-- BEGIN Data supplied --
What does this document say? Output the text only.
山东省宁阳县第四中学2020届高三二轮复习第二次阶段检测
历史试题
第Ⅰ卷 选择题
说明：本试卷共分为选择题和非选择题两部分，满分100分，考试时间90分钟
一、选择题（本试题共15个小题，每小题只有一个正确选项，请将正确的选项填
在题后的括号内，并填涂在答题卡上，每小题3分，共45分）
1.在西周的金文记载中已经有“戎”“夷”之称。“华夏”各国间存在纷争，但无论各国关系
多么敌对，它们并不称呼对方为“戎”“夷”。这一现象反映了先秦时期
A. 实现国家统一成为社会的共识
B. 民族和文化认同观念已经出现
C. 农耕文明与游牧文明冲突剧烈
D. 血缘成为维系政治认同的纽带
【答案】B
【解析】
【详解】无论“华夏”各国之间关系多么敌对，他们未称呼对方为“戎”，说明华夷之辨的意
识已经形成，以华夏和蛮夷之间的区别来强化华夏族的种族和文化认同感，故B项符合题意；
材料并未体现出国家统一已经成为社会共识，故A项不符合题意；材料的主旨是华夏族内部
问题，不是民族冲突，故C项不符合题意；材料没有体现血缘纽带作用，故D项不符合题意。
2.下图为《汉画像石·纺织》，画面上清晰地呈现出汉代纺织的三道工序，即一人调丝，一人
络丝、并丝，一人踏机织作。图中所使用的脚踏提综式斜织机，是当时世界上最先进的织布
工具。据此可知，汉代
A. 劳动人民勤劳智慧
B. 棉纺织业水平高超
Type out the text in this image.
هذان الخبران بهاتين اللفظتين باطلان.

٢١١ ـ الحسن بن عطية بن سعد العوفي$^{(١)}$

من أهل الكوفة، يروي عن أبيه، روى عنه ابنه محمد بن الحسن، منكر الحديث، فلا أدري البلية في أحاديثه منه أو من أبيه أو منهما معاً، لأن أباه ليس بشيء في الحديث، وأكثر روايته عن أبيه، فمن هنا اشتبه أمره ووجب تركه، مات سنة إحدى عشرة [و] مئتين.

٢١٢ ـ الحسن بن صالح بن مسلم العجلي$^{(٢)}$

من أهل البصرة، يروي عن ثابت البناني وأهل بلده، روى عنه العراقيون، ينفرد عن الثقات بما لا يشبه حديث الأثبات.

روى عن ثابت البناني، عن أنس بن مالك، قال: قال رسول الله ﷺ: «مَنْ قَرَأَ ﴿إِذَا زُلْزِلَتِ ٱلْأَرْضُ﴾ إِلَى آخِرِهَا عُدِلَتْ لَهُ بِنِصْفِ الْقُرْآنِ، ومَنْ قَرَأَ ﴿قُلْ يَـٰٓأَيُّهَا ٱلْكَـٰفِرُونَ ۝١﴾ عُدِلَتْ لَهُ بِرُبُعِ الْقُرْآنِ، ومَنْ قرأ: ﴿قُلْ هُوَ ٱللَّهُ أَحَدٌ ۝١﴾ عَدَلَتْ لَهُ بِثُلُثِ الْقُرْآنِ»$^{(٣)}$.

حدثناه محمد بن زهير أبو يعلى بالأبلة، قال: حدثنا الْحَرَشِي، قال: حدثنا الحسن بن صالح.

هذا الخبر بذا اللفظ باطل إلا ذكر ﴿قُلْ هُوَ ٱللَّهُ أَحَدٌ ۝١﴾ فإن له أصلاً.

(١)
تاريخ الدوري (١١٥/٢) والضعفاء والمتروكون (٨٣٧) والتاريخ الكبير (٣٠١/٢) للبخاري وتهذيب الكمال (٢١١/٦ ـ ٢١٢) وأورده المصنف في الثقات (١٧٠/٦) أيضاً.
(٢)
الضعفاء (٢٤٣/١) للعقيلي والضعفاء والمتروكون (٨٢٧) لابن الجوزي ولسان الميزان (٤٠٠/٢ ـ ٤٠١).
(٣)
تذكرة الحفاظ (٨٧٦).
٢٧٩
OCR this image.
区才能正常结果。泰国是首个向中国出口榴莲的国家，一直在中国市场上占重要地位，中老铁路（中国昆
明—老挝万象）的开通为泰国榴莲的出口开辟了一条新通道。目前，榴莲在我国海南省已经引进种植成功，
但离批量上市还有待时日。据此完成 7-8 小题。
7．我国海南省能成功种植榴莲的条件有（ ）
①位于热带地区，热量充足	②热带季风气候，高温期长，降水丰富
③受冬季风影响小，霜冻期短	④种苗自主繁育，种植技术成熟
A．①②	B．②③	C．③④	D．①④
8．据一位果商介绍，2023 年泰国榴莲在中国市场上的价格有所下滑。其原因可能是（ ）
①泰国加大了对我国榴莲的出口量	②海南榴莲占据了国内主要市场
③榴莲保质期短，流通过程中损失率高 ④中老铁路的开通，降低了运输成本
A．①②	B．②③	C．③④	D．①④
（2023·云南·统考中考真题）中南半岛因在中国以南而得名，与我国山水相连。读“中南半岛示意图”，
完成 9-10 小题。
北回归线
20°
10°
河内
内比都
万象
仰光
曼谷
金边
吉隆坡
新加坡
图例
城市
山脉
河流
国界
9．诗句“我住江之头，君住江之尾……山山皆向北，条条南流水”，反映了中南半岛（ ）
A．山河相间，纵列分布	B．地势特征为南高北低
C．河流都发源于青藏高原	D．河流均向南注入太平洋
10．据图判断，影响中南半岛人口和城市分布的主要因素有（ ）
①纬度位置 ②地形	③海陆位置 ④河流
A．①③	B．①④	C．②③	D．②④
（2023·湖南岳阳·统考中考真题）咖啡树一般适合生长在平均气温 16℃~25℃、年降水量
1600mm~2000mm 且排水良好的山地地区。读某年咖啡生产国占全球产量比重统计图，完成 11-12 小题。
-- END Data supplied --
→ **What to work on**
Word for word, write out all of the data above.

→ **The solution**
What does this document say? Output the text only.
山东省宁阳县第四中学2020届高三二轮复习第二次阶段检测
历史试题
第Ⅰ卷 选择题
说明：本试卷共分为选择题和非选择题两部分，满分100分，考试时间90分钟
一、选择题（本试题共15个小题，每小题只有一个正确选项，请将正确的选项填
在题后的括号内，并填涂在答题卡上，每小题3分，共45分）
1.在西周的金文记载中已经有“戎”“夷”之称。“华夏”各国间存在纷争，但无论各国关系
多么敌对，它们并不称呼对方为“戎”“夷”。这一现象反映了先秦时期
A. 实现国家统一成为社会的共识
B. 民族和文化认同观念已经出现
C. 农耕文明与游牧文明冲突剧烈
D. 血缘成为维系政治认同的纽带
【答案】B
【解析】
【详解】无论“华夏”各国之间关系多么敌对，他们未称呼对方为“戎”，说明华夷之辨的意
识已经形成，以华夏和蛮夷之间的区别来强化华夏族的种族和文化认同感，故B项符合题意；
材料并未体现出国家统一已经成为社会共识，故A项不符合题意；材料的主旨是华夏族内部
问题，不是民族冲突，故C项不符合题意；材料没有体现血缘纽带作用，故D项不符合题意。
2.下图为《汉画像石·纺织》，画面上清晰地呈现出汉代纺织的三道工序，即一人调丝，一人
络丝、并丝，一人踏机织作。图中所使用的脚踏提综式斜织机，是当时世界上最先进的织布
工具。据此可知，汉代
A. 劳动人民勤劳智慧
B. 棉纺织业水平高超
Type out the text in this image.
هذان الخبران بهاتين اللفظتين باطلان.

٢١١ ـ الحسن بن عطية بن سعد العوفي$^{(١)}$

من أهل الكوفة، يروي عن أبيه، روى عنه ابنه محمد بن الحسن، منكر الحديث، فلا أدري البلية في أحاديثه منه أو من أبيه أو منهما معاً، لأن أباه ليس بشيء في الحديث، وأكثر روايته عن أبيه، فمن هنا اشتبه أمره ووجب تركه، مات سنة إحدى عشرة [و] مئتين.

٢١٢ ـ الحسن بن صالح بن مسلم العجلي$^{(٢)}$

من أهل البصرة، يروي عن ثابت البناني وأهل بلده، روى عنه العراقيون، ينفرد عن الثقات بما لا يشبه حديث الأثبات.

روى عن ثابت البناني، عن أنس بن مالك، قال: قال رسول الله ﷺ: «مَنْ قَرَأَ ﴿إِذَا زُلْزِلَتِ ٱلْأَرْضُ﴾ إِلَى آخِرِهَا عُدِلَتْ لَهُ بِنِصْفِ الْقُرْآنِ، ومَنْ قَرَأَ ﴿قُلْ يَـٰٓأَيُّهَا ٱلْكَـٰفِرُونَ ۝١﴾ عُدِلَتْ لَهُ بِرُبُعِ الْقُرْآنِ، ومَنْ قرأ: ﴿قُلْ هُوَ ٱللَّهُ أَحَدٌ ۝١﴾ عَدَلَتْ لَهُ بِثُلُثِ الْقُرْآنِ»$^{(٣)}$.

حدثناه محمد بن زهير أبو يعلى بالأبلة، قال: حدثنا الْحَرَشِي، قال: حدثنا الحسن بن صالح.

هذا الخبر بذا اللفظ باطل إلا ذكر ﴿قُلْ هُوَ ٱللَّهُ أَحَدٌ ۝١﴾ فإن له أصلاً.

(١)
تاريخ الدوري (١١٥/٢) والضعفاء والمتروكون (٨٣٧) والتاريخ الكبير (٣٠١/٢) للبخاري وتهذيب الكمال (٢١١/٦ ـ ٢١٢) وأورده المصنف في الثقات (١٧٠/٦) أيضاً.
(٢)
الضعفاء (٢٤٣/١) للعقيلي والضعفاء والمتروكون (٨٢٧) لابن الجوزي ولسان الميزان (٤٠٠/٢ ـ ٤٠١).
(٣)
تذكرة الحفاظ (٨٧٦).
٢٧٩
OCR this image.
区才能正常结果。泰国是首个向中国出口榴莲的国家，一直在中国市场上占重要地位，中老铁路（中国昆
明—老挝万象）的开通为泰国榴莲的出口开辟了一条新通道。目前，榴莲在我国海南省已经引进种植成功，
但离批量上市还有待时日。据此完成 7-8 小题。
7．我国海南省能成功种植榴莲的条件有（ ）
①位于热带地区，热量充足	②热带季风气候，高温期长，降水丰富
③受冬季风影响小，霜冻期短	④种苗自主繁育，种植技术成熟
A．①②	B．②③	C．③④	D．①④
8．据一位果商介绍，2023 年泰国榴莲在中国市场上的价格有所下滑。其原因可能是（ ）
①泰国加大了对我国榴莲的出口量	②海南榴莲占据了国内主要市场
③榴莲保质期短，流通过程中损失率高 ④中老铁路的开通，降低了运输成本
A．①②	B．②③	C．③④	D．①④
（2023·云南·统考中考真题）中南半岛因在中国以南而得名，与我国山水相连。读“中南半岛示意图”，
完成 9-10 小题。
北回归线
20°
10°
河内
内比都
万象
仰光
曼谷
金边
吉隆坡
新加坡
图例
城市
山脉
河流
国界
9．诗句“我住江之头，君住江之尾……山山皆向北，条条南流水”，反映了中南半岛（ ）
A．山河相间，纵列分布	B．地势特征为南高北低
C．河流都发源于青藏高原	D．河流均向南注入太平洋
10．据图判断，影响中南半岛人口和城市分布的主要因素有（ ）
①纬度位置 ②地形	③海陆位置 ④河流
A．①③	B．①④	C．②③	D．②④
（2023·湖南岳阳·统考中考真题）咖啡树一般适合生长在平均气温 16℃~25℃、年降水量
1600mm~2000mm 且排水良好的山地地区。读某年咖啡生产国占全球产量比重统计图，完成 11-12 小题。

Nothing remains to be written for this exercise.